- Do this:
Sort through the entries below and pull out lines containing the word "Brain".

- Dataset:
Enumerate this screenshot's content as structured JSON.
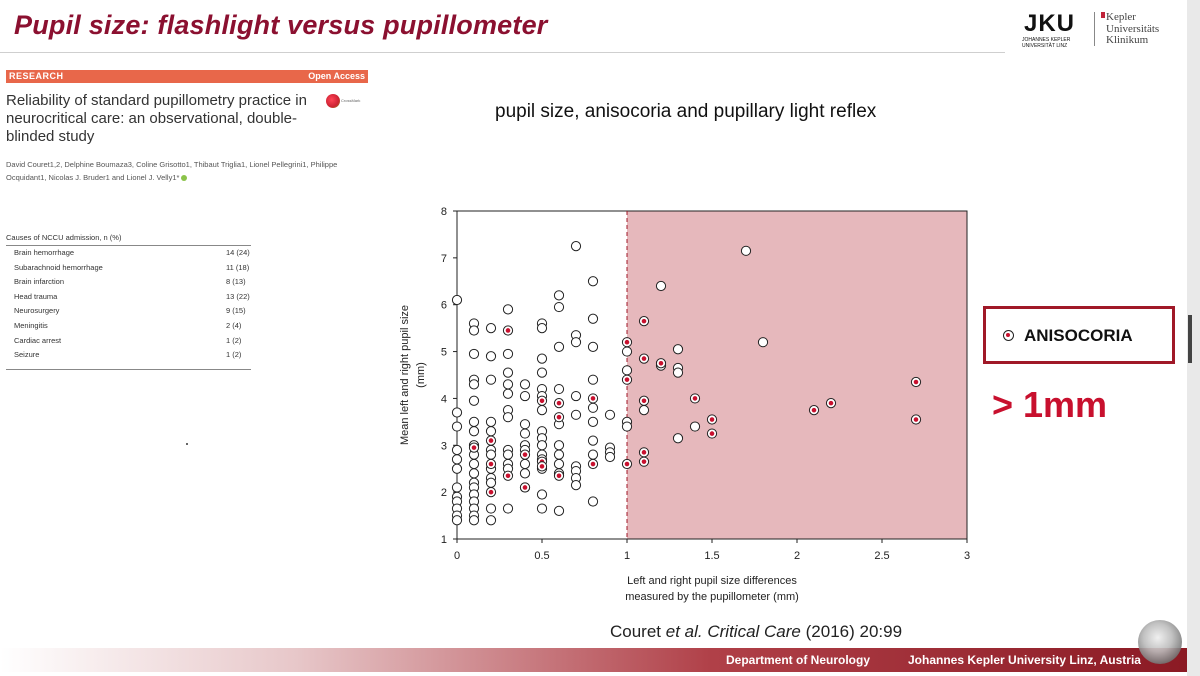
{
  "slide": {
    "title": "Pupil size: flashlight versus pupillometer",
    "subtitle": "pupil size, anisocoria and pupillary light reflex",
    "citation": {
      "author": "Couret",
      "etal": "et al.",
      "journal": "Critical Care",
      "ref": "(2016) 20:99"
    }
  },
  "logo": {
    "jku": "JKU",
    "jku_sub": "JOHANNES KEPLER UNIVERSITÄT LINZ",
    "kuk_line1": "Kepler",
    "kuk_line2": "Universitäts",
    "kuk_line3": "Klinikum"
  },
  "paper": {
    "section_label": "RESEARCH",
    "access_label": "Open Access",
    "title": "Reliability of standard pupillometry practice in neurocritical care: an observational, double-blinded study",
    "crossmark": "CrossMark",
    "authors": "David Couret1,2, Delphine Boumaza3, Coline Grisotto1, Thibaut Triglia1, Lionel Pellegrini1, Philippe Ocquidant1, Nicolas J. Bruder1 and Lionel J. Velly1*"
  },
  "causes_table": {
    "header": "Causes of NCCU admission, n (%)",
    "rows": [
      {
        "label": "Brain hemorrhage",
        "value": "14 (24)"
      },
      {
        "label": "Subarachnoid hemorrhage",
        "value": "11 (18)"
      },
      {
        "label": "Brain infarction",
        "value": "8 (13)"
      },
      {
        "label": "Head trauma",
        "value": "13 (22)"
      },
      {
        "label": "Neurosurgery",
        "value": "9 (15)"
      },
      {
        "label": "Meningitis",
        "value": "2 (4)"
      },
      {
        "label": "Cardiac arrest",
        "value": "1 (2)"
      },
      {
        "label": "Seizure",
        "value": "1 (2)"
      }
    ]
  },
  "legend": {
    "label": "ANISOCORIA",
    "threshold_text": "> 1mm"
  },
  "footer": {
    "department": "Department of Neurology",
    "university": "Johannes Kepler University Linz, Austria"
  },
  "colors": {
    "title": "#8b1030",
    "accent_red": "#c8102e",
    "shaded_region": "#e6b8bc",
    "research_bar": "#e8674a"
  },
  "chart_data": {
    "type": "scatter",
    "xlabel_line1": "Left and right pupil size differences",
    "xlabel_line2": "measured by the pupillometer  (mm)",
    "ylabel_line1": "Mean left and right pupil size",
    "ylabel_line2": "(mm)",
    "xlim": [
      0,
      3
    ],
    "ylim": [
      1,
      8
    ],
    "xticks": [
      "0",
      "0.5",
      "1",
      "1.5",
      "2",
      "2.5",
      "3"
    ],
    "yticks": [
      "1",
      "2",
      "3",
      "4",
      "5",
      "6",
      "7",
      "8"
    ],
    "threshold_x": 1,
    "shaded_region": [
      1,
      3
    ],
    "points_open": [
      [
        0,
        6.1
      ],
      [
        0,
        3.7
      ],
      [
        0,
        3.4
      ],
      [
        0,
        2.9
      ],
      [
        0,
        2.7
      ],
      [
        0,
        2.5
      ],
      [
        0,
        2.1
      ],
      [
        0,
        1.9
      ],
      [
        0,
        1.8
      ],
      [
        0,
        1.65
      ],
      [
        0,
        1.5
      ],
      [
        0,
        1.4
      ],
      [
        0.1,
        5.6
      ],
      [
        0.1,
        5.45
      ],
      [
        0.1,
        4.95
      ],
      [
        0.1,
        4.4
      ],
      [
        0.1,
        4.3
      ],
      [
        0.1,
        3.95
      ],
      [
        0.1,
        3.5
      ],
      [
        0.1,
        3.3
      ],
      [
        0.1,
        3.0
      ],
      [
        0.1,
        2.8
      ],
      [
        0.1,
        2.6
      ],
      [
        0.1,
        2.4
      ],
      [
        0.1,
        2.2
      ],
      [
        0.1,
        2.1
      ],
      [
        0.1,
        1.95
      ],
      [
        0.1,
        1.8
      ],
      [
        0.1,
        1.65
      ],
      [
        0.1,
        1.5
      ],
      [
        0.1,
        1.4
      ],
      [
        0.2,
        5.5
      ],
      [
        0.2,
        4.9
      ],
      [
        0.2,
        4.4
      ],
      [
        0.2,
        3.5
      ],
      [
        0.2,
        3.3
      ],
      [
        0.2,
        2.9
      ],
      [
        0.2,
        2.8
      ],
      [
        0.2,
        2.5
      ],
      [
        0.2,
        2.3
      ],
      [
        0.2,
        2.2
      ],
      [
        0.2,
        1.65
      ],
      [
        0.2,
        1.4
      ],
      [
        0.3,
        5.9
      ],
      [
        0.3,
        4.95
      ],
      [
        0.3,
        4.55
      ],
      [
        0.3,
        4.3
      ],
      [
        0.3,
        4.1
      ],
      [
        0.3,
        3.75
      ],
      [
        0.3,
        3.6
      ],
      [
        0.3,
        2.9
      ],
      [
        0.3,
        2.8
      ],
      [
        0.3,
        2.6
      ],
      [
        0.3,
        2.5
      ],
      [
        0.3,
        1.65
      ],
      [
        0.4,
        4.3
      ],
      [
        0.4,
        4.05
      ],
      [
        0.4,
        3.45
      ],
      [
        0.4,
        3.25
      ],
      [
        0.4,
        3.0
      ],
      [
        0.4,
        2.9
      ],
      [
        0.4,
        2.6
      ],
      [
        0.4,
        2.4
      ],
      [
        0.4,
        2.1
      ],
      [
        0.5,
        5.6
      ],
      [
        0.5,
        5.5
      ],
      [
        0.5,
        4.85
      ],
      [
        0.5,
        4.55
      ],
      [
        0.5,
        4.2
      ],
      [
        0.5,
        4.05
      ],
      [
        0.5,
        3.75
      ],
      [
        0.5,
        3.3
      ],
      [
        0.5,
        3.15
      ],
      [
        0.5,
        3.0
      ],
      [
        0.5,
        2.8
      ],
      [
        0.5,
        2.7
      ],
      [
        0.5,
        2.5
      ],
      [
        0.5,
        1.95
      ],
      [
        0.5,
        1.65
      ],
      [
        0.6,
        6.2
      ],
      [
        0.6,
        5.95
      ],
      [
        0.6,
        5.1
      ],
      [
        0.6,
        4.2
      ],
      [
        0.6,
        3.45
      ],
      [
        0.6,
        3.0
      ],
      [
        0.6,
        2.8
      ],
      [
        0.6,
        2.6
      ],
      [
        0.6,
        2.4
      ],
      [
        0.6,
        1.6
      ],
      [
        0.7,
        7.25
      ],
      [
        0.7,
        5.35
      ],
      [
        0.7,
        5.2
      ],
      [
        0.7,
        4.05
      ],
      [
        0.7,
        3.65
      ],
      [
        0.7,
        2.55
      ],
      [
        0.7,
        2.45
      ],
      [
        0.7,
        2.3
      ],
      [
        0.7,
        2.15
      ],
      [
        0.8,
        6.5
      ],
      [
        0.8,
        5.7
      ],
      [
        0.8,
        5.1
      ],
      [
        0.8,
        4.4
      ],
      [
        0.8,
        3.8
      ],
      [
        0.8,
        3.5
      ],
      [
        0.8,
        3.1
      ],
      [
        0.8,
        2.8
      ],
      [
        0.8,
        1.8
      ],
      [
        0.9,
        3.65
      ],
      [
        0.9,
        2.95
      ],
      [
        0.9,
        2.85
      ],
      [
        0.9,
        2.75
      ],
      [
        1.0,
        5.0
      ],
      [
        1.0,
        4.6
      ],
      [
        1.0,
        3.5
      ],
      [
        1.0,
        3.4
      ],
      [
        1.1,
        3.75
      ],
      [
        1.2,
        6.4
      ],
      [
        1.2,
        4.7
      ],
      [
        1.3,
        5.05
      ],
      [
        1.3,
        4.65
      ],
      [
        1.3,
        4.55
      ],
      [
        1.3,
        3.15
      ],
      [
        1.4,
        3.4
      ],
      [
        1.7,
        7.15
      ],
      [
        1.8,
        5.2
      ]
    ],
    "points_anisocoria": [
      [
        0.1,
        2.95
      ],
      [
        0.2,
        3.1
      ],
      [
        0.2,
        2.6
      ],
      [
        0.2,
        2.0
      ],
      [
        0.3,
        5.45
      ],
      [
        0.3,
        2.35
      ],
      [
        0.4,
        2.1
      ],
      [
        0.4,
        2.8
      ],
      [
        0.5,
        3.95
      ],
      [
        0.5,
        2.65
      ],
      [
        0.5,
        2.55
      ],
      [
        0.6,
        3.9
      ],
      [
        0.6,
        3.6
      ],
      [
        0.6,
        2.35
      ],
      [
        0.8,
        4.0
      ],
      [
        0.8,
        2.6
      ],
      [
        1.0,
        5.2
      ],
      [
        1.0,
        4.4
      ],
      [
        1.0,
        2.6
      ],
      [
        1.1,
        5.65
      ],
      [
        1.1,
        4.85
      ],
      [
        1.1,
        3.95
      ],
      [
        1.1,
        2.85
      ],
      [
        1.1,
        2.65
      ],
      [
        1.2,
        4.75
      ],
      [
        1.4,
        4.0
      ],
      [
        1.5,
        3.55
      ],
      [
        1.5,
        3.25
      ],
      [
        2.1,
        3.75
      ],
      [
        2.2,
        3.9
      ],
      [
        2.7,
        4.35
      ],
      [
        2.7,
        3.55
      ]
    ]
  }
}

- Exercise result:
        "label": "Brain hemorrhage",
        "label": "Brain infarction",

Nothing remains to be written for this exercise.